- [EXERCISE] In the entries below, count every line containing "POMMES". Return the number and nothing else.

[Records from a collection of figures]

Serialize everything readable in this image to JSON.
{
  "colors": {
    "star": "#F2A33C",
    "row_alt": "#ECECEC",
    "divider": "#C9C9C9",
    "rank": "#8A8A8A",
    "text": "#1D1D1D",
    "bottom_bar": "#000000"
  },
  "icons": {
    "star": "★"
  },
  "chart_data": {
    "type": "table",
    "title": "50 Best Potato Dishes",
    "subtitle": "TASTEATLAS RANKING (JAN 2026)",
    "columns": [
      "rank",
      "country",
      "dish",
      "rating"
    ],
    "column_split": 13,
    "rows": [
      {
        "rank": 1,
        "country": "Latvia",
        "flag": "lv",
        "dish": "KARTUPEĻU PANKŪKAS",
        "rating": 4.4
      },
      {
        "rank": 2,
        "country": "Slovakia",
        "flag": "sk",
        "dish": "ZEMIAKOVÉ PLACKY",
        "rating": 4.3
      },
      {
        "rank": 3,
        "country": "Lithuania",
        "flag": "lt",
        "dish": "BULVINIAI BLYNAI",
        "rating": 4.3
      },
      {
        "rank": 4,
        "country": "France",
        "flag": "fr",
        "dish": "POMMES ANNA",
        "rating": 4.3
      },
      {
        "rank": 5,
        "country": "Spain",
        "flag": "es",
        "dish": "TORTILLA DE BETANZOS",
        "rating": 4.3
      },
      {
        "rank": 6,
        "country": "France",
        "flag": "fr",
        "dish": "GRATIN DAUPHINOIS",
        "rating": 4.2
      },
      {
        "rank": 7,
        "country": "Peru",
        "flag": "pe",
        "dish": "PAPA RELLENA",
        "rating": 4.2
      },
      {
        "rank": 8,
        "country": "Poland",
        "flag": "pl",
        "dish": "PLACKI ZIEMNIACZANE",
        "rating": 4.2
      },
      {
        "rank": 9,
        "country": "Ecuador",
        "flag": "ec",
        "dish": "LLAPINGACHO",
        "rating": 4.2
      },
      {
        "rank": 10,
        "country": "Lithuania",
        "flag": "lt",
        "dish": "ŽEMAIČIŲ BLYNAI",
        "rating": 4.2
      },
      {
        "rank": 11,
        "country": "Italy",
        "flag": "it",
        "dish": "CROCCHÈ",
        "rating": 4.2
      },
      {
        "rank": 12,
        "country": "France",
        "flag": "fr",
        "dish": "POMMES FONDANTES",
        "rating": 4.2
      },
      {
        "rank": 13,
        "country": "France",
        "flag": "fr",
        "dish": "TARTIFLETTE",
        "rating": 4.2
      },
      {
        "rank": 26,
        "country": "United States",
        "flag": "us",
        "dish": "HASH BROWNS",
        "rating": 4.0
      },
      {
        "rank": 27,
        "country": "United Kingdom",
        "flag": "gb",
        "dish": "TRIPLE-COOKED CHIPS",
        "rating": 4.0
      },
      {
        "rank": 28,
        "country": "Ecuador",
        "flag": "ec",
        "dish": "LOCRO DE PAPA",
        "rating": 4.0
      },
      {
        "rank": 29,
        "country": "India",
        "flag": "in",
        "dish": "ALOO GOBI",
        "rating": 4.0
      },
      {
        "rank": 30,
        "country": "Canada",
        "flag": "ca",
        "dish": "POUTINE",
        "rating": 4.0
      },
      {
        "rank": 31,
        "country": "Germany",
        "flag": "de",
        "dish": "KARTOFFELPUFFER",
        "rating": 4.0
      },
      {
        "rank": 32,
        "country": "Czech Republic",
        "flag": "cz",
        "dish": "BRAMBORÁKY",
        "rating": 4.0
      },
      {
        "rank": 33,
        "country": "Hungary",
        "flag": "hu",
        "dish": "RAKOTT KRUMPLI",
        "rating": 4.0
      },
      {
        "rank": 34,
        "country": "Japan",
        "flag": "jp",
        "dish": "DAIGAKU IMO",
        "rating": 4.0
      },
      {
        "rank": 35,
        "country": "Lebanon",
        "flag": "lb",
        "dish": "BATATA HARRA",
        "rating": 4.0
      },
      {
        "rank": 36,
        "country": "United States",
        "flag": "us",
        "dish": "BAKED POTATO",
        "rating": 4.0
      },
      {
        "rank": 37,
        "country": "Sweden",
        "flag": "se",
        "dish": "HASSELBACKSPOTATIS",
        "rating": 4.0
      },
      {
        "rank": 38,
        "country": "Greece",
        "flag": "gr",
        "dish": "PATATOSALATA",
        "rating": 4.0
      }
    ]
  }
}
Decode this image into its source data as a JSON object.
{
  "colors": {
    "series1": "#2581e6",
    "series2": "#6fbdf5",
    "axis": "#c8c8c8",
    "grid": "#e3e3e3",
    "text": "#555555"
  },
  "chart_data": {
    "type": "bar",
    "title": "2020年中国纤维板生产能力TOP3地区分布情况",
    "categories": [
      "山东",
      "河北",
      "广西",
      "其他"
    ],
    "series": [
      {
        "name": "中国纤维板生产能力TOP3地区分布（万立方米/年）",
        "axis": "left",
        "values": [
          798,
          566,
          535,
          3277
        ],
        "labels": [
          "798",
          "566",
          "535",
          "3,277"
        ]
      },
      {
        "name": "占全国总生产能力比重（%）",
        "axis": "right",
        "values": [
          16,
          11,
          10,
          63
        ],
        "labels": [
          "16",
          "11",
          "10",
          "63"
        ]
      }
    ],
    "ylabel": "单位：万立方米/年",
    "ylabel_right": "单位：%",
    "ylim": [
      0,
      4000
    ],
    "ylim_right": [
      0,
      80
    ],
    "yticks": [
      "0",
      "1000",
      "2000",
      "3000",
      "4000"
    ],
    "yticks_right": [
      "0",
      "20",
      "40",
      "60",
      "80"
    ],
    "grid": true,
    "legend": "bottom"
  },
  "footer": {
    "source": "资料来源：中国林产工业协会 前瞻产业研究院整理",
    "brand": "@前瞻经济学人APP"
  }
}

--

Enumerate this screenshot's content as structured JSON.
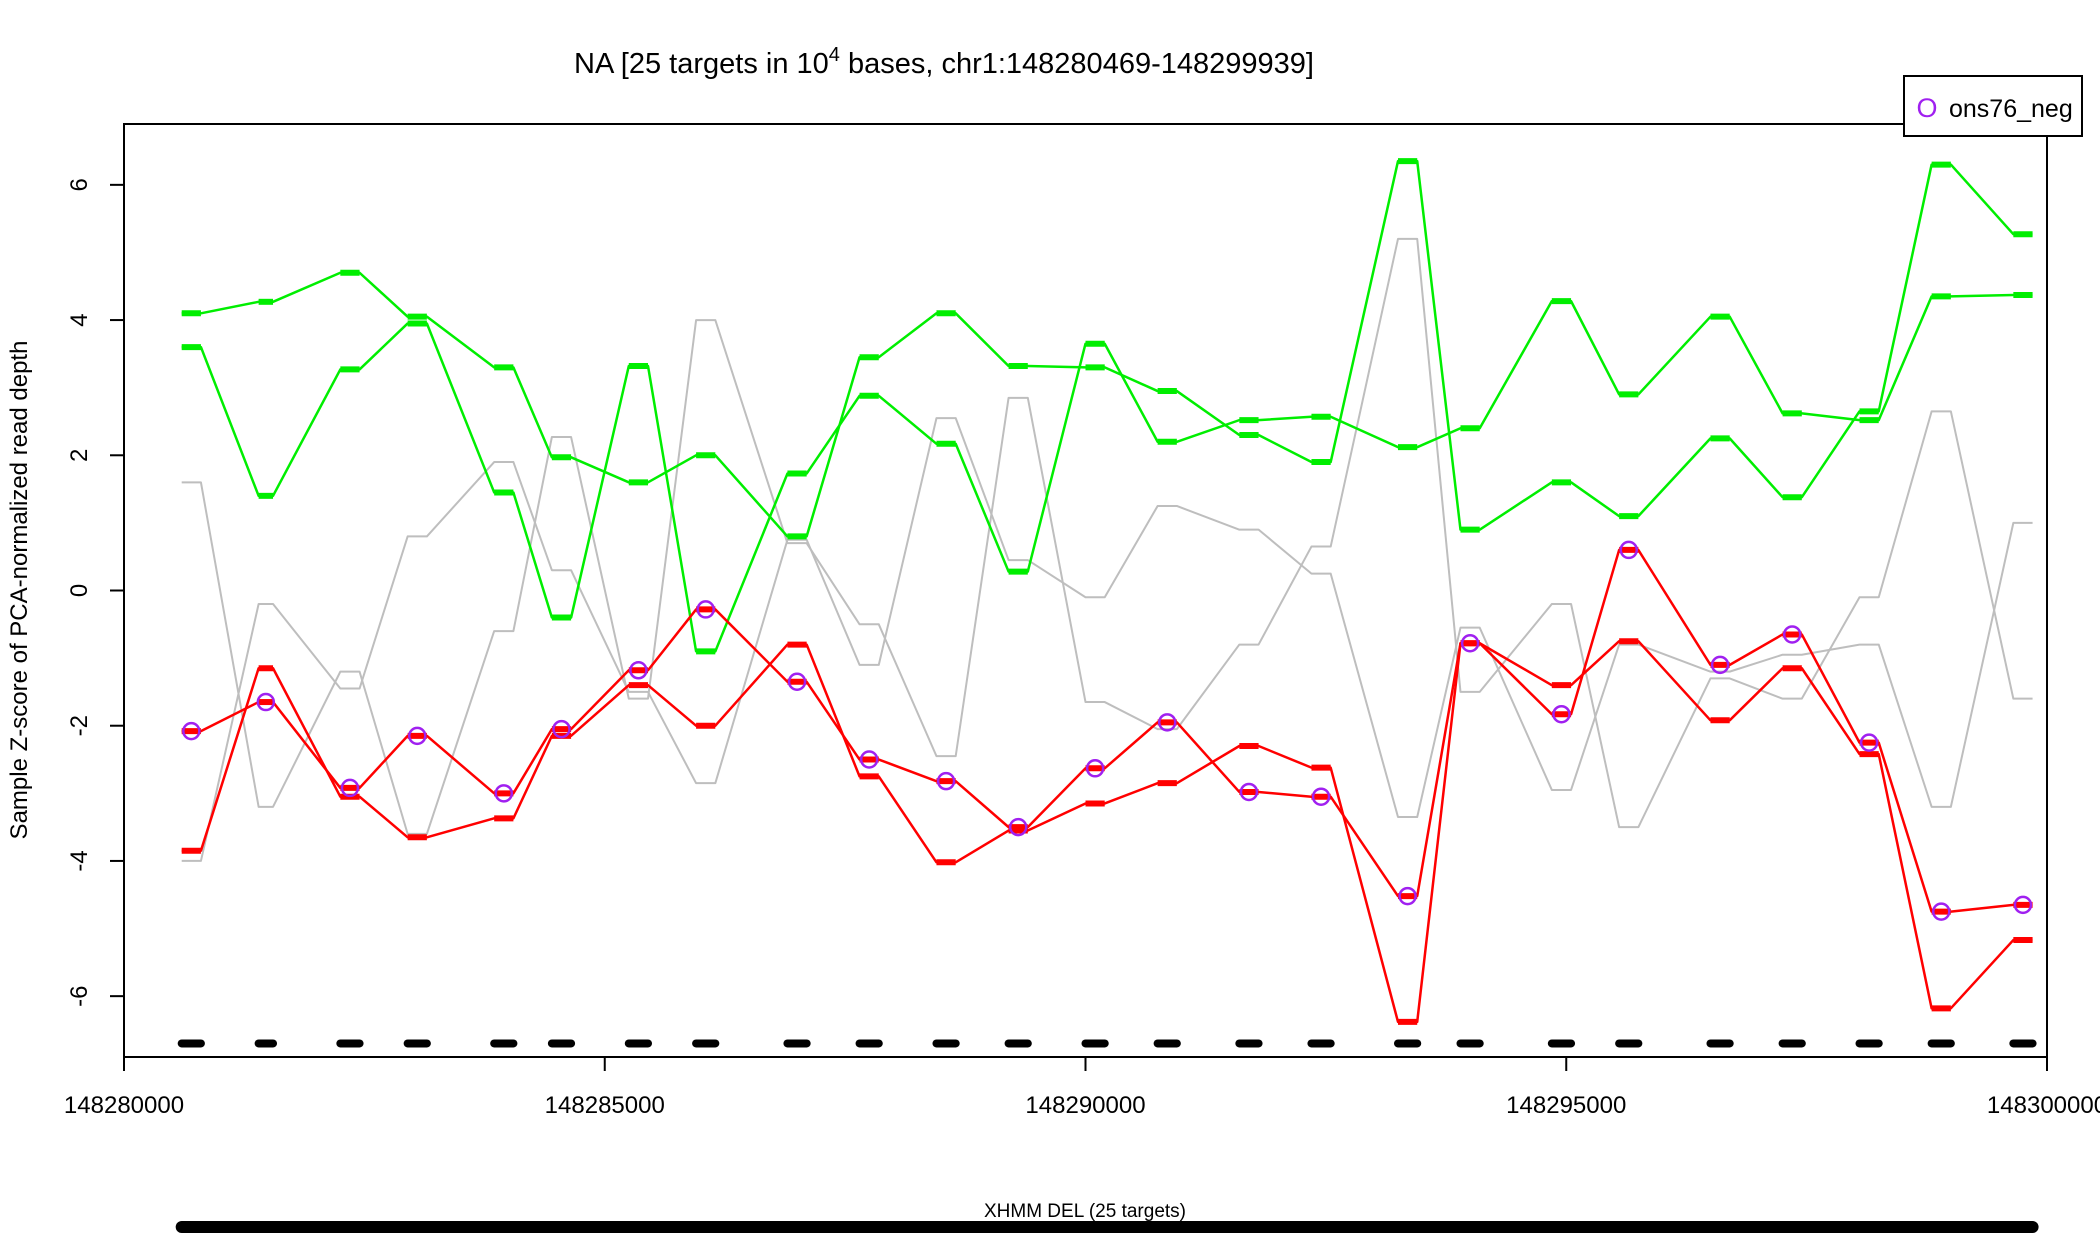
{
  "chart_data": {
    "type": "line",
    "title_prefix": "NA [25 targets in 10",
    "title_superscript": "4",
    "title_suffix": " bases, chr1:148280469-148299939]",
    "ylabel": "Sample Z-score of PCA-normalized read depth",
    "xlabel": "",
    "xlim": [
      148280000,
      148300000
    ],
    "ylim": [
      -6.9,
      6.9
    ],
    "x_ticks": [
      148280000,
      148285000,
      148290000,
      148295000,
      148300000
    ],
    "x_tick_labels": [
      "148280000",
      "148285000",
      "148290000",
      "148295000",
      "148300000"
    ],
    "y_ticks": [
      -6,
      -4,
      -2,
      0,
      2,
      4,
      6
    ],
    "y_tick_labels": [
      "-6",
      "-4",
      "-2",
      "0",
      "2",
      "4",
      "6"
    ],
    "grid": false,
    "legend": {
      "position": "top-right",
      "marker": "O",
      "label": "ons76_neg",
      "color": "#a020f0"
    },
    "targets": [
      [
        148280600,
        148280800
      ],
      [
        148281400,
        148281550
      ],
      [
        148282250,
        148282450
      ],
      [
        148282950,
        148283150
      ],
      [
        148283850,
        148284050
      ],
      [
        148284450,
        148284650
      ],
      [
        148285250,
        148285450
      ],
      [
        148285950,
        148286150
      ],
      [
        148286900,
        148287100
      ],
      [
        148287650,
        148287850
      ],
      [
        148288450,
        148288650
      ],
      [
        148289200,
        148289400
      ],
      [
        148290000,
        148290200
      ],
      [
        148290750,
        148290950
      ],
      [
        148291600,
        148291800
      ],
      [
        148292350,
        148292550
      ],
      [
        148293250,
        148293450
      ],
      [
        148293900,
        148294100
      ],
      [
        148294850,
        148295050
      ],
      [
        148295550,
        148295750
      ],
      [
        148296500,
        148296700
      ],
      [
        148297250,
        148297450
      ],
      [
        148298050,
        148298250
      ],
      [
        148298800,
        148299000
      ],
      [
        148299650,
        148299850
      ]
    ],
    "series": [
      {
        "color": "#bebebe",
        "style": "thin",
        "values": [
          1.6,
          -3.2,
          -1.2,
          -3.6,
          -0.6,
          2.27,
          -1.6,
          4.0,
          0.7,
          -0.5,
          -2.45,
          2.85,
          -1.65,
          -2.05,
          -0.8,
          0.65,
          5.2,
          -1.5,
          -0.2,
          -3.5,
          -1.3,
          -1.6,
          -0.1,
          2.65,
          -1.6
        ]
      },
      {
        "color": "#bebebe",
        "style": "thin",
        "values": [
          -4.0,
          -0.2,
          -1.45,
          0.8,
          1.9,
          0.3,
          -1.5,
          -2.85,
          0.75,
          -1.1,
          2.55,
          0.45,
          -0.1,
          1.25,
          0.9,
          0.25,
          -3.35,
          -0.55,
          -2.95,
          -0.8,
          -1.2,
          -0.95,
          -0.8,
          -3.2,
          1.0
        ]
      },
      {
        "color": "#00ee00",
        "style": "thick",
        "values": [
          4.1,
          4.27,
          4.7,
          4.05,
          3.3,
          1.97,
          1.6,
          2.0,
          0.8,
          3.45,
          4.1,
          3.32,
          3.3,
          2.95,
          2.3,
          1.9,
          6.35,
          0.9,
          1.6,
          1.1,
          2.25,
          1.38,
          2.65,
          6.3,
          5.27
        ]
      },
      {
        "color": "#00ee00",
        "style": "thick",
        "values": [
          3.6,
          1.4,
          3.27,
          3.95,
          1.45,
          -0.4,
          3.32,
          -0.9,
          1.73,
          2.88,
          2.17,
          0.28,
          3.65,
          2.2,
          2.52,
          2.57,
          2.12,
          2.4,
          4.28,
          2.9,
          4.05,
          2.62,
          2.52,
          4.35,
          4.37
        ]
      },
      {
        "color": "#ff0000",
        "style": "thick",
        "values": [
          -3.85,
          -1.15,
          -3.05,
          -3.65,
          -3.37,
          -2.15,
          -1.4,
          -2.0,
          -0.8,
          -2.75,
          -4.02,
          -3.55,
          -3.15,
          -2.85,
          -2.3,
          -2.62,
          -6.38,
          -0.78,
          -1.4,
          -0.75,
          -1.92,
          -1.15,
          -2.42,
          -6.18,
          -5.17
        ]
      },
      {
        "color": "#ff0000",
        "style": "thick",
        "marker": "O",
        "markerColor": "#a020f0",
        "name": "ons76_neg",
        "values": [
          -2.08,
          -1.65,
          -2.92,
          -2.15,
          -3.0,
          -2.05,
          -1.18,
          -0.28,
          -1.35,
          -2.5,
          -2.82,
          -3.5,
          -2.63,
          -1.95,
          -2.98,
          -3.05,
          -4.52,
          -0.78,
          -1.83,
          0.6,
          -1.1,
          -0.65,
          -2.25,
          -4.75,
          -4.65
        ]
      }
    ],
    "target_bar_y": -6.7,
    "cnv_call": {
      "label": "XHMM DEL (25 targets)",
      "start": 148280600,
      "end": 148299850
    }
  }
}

- [RESULT] 2